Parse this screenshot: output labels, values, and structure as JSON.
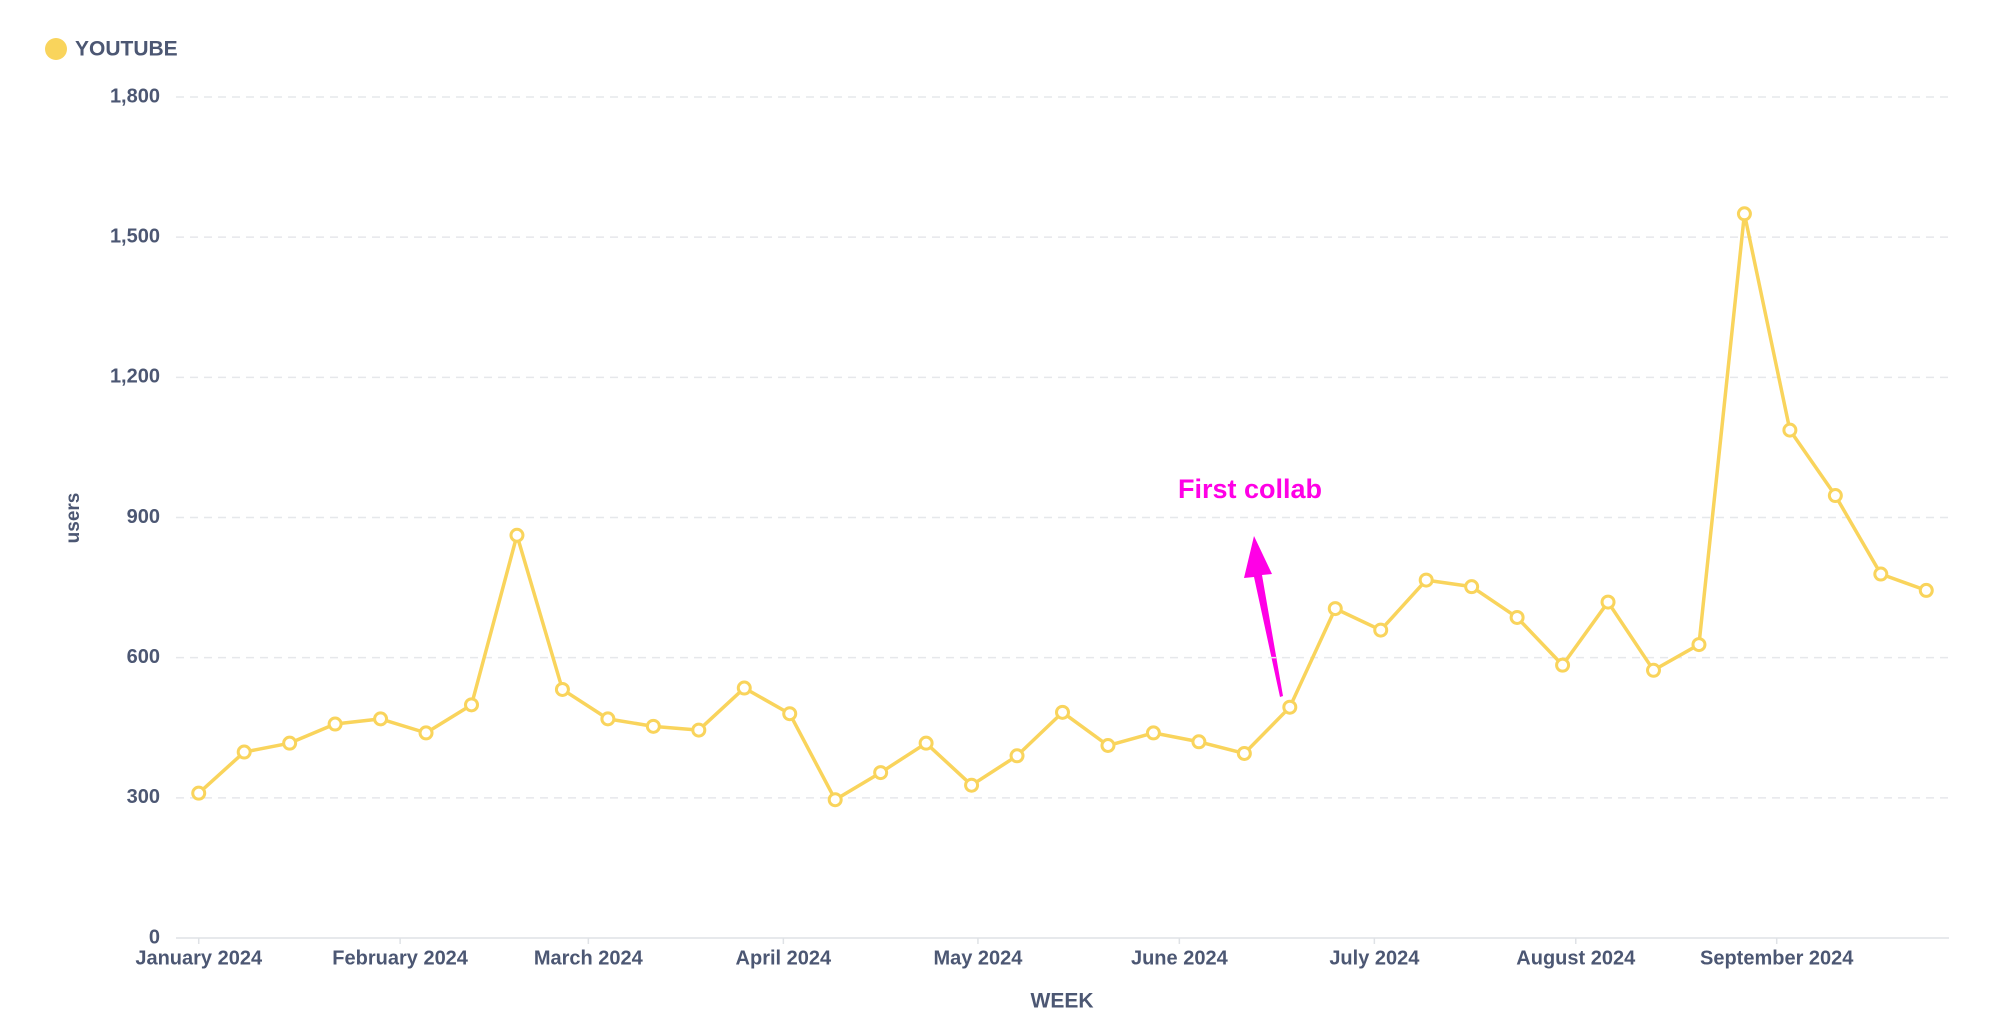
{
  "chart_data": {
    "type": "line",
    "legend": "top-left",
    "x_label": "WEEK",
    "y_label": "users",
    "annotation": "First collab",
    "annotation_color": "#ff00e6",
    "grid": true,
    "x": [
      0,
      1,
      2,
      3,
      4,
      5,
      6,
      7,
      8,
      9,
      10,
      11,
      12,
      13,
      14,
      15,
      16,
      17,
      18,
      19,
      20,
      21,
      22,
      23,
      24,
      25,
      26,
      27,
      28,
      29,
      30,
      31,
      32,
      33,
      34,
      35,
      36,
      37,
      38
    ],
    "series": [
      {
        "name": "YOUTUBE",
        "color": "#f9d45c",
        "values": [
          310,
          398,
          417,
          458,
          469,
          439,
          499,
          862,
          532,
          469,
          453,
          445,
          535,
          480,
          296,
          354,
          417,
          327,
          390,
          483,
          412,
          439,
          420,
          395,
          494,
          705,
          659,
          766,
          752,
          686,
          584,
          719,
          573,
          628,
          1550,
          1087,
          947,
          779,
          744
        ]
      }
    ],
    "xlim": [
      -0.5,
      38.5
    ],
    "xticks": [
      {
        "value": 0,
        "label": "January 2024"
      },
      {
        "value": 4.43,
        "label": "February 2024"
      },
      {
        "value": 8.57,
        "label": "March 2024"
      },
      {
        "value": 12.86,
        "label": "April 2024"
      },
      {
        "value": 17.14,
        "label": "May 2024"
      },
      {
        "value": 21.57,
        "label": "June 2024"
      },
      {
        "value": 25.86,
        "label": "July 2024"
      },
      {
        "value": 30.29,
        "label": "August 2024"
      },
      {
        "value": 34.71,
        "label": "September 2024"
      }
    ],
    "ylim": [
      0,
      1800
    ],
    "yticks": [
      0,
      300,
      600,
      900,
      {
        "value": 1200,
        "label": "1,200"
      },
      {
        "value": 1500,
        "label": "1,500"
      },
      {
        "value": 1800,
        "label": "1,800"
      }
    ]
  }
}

---------------

* **What is expected**: Reproduce the full material exactly, excluding the pictures.

* **The solution**:
Parse this screenshot: output labels, values, and structure as JSON.
{
  "chart_data": {
    "type": "line",
    "legend": "top-left",
    "x_label": "WEEK",
    "y_label": "users",
    "annotation": "First collab",
    "annotation_color": "#ff00e6",
    "grid": true,
    "x": [
      0,
      1,
      2,
      3,
      4,
      5,
      6,
      7,
      8,
      9,
      10,
      11,
      12,
      13,
      14,
      15,
      16,
      17,
      18,
      19,
      20,
      21,
      22,
      23,
      24,
      25,
      26,
      27,
      28,
      29,
      30,
      31,
      32,
      33,
      34,
      35,
      36,
      37,
      38
    ],
    "series": [
      {
        "name": "YOUTUBE",
        "color": "#f9d45c",
        "values": [
          310,
          398,
          417,
          458,
          469,
          439,
          499,
          862,
          532,
          469,
          453,
          445,
          535,
          480,
          296,
          354,
          417,
          327,
          390,
          483,
          412,
          439,
          420,
          395,
          494,
          705,
          659,
          766,
          752,
          686,
          584,
          719,
          573,
          628,
          1550,
          1087,
          947,
          779,
          744
        ]
      }
    ],
    "xlim": [
      -0.5,
      38.5
    ],
    "xticks": [
      {
        "value": 0,
        "label": "January 2024"
      },
      {
        "value": 4.43,
        "label": "February 2024"
      },
      {
        "value": 8.57,
        "label": "March 2024"
      },
      {
        "value": 12.86,
        "label": "April 2024"
      },
      {
        "value": 17.14,
        "label": "May 2024"
      },
      {
        "value": 21.57,
        "label": "June 2024"
      },
      {
        "value": 25.86,
        "label": "July 2024"
      },
      {
        "value": 30.29,
        "label": "August 2024"
      },
      {
        "value": 34.71,
        "label": "September 2024"
      }
    ],
    "ylim": [
      0,
      1800
    ],
    "yticks": [
      0,
      300,
      600,
      900,
      {
        "value": 1200,
        "label": "1,200"
      },
      {
        "value": 1500,
        "label": "1,500"
      },
      {
        "value": 1800,
        "label": "1,800"
      }
    ]
  }
}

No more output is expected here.